Por Laura Pilan, colaboração para Frentes Versos
É comum que saibamos sobre J. D. Salinger apenas o que Holden Caulfield nos deixou. Veja bem, o “apenas” não passa de um recurso de estilo: as páginas de O Apanhador no Campo de Centeio são mais densas do que parecem à primeira vista. A perpétua insatisfação do protagonista com uma sociedade padronizada, suas inquietações espirituais e a constante sensação de deslocamento são extremamente conhecidas pela família Glass em Franny & Zooey.
Caulfield nos afunda em sua subjetividade e é através de sua mente que conhecemos todos os aspectos da realidade. Com ele, circulamos erraticamente por Nova York, presos em bares, hotéis, táxis e parques. Curiosamente, experimentamos sentimentos opostos – mas igualmente claustrofóbicos – com os jovens Franny e Zooey. Deles, conhecemos somente o que Buddy Glass está disposto a revelar. As pessoas reais são personagens de sua obra – capazes, inclusive, de apresentar objeções sobre a distribuição do livro.
Não há dúvidas de que Salinger se preocupa com a eficácia das palavras. Em uma sentença emblemática, Holden declara: “Esse é que é o problema com os imbecis como você. Nunca querem discutir coisa nenhuma”. O protagonista de O Apanhador no Campo de Centeio está em uma constante busca por alguém com quem possa discutir pensamentos. Contudo, uma conversa nunca atinge sua função primordial. No romance, a dificuldade de narrar não é apenas um tema, mas um sentimento histórico incorporado pela forma e pela obra. Um processo muito parecido nos é revelado através das experiências de Franny e Zooey. Há personagens – como Lane – que só falam com o objetivo de inflar o próprio ego. E há outros – Bessie, por exemplo – que não são afiados o bastante para penetrar a dureza das sentenças ou compreender a origem da revolta. Os irmãos formam uma espécie de grupo impenetrável – somente eles são capazes de entender uns aos outros.

TAREFAS -
A - Liste os lugares em que, segundo o texto sobre Salinger, ficamos presos ao circular com Caulfield por Nova York.
B - Reescreva o trecho do texto sobre Salinger de "Por Laura Pilan, colaboração" até "Franny & Zooey.", inclusive, alterando "Holden Caulfield" para "o protagonista".
C - Prossiga o texto sobre Salinger a partir da última frase apresentada.

MATERIAL -
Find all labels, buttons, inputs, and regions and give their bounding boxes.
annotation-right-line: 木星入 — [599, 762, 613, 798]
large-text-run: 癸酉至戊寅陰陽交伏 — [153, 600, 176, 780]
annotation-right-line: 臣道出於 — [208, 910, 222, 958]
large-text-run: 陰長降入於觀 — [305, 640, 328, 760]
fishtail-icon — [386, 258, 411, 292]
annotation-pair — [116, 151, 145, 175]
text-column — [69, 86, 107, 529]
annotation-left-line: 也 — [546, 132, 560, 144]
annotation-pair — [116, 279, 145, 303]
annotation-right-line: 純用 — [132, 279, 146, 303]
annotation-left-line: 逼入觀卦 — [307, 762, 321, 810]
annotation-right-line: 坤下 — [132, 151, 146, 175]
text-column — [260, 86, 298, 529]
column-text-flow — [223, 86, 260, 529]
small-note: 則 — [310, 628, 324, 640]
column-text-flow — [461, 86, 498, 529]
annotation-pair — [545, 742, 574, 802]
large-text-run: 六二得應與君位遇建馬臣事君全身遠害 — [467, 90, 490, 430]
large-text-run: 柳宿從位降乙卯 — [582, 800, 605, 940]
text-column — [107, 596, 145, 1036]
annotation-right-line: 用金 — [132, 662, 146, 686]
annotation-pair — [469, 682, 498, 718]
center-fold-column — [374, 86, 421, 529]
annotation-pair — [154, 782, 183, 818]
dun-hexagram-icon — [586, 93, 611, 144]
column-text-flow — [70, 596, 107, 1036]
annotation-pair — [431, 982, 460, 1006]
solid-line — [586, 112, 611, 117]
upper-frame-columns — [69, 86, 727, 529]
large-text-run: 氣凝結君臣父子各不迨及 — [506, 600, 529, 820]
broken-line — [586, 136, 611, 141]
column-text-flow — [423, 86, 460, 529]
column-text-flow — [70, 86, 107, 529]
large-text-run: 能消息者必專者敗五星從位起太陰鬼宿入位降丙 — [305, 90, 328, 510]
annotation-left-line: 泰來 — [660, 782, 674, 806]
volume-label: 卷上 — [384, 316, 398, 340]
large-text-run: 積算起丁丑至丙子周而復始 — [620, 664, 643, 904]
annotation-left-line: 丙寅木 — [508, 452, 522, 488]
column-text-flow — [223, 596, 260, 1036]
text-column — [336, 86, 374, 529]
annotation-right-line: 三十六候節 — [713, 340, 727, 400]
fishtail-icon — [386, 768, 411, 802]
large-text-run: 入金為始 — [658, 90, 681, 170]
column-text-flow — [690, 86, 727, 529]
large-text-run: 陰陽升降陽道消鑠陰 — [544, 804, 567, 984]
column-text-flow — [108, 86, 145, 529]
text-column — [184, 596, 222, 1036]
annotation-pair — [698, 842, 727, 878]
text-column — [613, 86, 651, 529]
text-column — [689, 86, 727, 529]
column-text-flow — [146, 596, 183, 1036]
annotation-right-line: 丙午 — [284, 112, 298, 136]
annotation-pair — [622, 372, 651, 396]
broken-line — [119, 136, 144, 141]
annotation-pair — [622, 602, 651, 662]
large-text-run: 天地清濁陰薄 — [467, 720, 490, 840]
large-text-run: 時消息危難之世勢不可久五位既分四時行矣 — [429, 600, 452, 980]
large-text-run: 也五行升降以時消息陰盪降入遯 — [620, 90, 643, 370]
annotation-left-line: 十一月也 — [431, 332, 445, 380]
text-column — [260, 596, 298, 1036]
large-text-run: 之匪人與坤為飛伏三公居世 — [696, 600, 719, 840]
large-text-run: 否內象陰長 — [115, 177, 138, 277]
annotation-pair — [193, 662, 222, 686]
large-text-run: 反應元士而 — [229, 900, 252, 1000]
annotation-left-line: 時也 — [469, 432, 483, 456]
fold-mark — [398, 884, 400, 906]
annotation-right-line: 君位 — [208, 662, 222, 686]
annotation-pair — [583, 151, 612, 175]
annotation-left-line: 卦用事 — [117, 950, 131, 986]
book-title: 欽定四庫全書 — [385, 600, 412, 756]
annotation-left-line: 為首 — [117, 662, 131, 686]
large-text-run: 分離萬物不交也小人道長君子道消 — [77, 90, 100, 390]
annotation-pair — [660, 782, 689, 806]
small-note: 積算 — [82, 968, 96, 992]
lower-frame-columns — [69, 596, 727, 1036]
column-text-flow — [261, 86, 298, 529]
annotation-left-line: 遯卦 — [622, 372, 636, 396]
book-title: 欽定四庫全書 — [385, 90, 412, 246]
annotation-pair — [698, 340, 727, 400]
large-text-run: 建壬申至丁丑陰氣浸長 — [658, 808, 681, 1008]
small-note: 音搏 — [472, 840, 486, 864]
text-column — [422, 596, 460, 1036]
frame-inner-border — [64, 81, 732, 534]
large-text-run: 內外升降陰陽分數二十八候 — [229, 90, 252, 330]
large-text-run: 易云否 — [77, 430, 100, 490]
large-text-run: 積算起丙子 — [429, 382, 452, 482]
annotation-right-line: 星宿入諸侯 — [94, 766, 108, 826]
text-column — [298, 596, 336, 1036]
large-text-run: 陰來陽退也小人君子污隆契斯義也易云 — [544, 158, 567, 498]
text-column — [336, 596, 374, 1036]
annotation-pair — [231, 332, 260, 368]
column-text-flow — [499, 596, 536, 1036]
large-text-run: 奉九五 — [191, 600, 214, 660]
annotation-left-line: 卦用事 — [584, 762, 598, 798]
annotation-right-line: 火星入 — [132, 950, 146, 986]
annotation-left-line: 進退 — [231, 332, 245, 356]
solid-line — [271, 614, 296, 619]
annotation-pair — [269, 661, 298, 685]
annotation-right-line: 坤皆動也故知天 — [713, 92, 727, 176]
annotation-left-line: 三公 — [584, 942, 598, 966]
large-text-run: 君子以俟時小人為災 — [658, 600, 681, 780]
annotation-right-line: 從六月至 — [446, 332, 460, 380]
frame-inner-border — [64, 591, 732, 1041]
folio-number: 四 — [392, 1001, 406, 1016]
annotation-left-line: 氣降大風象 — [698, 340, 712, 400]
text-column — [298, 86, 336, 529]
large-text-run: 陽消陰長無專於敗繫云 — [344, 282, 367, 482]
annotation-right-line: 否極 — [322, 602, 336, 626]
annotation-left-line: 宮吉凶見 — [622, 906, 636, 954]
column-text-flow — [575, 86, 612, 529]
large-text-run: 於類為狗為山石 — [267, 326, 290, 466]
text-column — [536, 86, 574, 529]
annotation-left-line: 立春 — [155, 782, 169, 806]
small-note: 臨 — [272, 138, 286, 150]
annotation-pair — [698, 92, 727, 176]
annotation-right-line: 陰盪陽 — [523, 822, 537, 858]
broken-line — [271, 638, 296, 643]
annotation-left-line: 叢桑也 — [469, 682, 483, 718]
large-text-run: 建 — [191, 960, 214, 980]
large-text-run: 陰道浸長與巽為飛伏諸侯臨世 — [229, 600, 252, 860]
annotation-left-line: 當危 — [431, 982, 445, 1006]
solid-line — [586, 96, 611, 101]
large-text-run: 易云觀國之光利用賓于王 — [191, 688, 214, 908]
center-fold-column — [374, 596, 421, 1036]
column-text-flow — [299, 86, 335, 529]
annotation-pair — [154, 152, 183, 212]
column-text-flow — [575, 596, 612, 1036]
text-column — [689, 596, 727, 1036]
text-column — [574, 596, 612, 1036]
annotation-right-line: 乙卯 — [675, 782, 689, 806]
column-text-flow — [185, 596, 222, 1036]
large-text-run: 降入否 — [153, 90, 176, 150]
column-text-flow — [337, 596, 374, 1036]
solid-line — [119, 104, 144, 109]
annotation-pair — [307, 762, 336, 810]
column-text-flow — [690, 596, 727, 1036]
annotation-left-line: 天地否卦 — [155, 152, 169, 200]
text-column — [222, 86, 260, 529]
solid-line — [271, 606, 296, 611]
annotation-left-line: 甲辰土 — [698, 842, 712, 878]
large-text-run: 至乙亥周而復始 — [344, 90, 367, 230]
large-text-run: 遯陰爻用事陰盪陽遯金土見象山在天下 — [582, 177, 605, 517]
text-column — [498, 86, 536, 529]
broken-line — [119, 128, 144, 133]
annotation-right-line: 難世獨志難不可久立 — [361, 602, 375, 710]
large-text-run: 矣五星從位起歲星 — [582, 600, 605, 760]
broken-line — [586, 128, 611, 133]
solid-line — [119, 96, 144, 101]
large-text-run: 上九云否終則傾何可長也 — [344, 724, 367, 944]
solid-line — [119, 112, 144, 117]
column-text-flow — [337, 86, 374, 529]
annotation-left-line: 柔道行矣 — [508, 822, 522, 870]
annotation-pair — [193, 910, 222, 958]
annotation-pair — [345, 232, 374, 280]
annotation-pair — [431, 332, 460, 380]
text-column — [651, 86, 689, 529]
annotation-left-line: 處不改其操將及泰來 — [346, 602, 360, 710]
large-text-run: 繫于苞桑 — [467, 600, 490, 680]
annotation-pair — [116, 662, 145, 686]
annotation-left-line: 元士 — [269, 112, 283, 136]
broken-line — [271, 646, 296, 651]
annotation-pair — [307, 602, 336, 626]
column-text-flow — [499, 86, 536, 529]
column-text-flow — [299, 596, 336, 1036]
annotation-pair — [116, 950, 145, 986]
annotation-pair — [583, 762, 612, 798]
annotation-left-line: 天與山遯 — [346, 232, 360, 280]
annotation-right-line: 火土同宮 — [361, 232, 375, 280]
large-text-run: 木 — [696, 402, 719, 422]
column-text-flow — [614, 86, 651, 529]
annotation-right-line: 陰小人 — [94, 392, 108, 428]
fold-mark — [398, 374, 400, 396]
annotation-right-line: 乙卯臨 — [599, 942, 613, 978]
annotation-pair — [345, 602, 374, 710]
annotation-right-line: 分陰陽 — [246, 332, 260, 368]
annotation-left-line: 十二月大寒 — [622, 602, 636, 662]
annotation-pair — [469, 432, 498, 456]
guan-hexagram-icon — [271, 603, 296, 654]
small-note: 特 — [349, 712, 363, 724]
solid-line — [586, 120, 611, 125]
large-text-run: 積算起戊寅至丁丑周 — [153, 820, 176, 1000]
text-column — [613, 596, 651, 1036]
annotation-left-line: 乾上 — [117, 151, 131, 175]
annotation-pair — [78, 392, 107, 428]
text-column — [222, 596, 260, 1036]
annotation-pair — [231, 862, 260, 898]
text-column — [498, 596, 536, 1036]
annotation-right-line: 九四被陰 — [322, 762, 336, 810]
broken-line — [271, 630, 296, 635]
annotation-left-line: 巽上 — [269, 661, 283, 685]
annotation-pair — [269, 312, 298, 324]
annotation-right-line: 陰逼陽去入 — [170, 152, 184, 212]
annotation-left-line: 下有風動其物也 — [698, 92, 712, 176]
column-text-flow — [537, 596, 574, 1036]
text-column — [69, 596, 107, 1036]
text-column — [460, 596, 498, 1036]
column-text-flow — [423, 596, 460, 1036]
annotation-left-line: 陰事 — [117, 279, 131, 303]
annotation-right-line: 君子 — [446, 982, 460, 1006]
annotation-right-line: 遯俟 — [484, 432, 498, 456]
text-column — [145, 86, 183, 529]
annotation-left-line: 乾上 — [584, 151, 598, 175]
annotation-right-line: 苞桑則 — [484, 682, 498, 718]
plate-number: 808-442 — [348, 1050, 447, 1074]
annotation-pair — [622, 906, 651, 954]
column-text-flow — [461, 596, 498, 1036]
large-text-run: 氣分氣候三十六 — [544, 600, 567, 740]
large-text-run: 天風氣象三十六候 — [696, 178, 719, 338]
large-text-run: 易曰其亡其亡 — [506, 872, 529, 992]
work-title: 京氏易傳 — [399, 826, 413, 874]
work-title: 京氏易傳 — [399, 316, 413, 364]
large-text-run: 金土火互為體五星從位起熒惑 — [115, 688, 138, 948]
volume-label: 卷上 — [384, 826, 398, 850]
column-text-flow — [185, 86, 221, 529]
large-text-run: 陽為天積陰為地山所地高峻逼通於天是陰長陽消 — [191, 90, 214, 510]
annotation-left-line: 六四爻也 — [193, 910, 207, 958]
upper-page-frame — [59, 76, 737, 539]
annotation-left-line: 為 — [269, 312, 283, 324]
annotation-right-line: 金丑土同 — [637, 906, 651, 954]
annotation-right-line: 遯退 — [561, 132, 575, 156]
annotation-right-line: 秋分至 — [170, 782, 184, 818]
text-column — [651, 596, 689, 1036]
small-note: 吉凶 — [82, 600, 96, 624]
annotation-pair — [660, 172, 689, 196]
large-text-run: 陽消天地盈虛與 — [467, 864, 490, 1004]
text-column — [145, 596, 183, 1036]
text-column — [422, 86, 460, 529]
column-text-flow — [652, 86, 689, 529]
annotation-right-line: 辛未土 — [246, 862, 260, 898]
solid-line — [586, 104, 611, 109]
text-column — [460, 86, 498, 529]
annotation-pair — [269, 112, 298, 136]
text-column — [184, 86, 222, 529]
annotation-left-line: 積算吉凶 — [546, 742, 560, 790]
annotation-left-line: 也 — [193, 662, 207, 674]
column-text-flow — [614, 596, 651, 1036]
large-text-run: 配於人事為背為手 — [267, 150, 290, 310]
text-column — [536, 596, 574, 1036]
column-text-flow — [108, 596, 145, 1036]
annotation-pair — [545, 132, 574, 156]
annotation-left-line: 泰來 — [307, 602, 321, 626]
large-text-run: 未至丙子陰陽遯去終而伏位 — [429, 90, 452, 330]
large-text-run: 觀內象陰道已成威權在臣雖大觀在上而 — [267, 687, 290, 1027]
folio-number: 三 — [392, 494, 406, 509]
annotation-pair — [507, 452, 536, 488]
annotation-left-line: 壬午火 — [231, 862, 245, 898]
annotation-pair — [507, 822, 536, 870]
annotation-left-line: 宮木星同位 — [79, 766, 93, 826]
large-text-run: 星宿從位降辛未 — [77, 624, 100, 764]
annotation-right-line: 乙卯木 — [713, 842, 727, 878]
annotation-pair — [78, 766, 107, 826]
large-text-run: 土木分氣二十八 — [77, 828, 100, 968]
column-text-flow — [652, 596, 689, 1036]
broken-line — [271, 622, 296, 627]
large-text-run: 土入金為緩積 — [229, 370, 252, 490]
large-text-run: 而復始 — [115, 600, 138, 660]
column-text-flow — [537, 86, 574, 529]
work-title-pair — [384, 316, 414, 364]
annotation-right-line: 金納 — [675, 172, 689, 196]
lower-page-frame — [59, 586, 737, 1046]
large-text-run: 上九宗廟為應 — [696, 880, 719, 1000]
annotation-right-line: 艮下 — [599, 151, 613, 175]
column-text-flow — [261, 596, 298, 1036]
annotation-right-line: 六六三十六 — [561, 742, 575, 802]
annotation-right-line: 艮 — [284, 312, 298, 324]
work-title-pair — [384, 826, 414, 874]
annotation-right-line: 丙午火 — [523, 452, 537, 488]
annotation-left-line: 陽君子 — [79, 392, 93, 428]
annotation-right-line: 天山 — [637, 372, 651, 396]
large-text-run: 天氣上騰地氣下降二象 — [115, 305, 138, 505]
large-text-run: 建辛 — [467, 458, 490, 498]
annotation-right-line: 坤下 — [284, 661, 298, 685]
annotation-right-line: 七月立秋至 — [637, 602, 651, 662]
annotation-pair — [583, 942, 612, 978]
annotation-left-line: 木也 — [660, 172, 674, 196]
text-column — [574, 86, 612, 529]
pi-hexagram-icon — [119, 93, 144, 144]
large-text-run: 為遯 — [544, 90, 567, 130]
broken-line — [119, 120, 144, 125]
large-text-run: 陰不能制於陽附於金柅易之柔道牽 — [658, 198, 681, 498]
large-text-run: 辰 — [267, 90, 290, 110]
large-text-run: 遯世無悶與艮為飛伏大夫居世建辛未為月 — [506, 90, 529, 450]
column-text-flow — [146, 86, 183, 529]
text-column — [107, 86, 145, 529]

RESPOSTAS POR TAREFA -
A - bares, hotéis, táxis, parques

B -
Por Laura Pilan, colaboração para Frentes Versos
É comum que saibamos sobre J. D. Salinger apenas o que o protagonista nos deixou. Veja bem, o “apenas” não passa de um recurso de estilo: as páginas de O Apanhador no Campo de Centeio são mais densas do que parecem à primeira vista. A perpétua insatisfação do protagonista com uma sociedade padronizada, suas inquietações espirituais e a constante sensação de deslocamento são extremamente conhecidas pela família Glass em Franny & Zooey.

C -
Franny & Zooey é uma novela sobre olhar uma história a partir de diversas perspectivas. O diálogo combativo sobre ideias abstratas – filosóficas e religiosas – acontece obsessivamente: argumentos são disparados de um para o outro como balas de revólver – perfurantes e, muitas vezes, dolorosamente críticas. Do interior caótico do apartamento localizado no Upper East Side, transborda certa teatralidade, intensificada pela ênfase aos pequenos gestos e pela movimentação entre os restritos cenários disponíveis. Acima de tudo, há sempre uma cortina a ser fechada.
A agitação de Holden diante da religiosidade – ele não compreende os apóstolos ou a condição muito particular das freiras – adquire imensurável profundidade em Relatos de um peregrino russo e O peregrino continua sua jornada, livros que outrora pertenceram a Buddy e Seymour e, agora, configuram uma compulsão para Franny. A oração “Senhor Jesus Cristo, tem piedade de mim” se torna uma espécie de mantra na medida em que ela adentra esse universo tão desapontador e falso. Tudo ao seu redor parece superficial e, subitamente, é impossível atingir algo significativo por meio da discussão de qualquer problema pseudointelectual.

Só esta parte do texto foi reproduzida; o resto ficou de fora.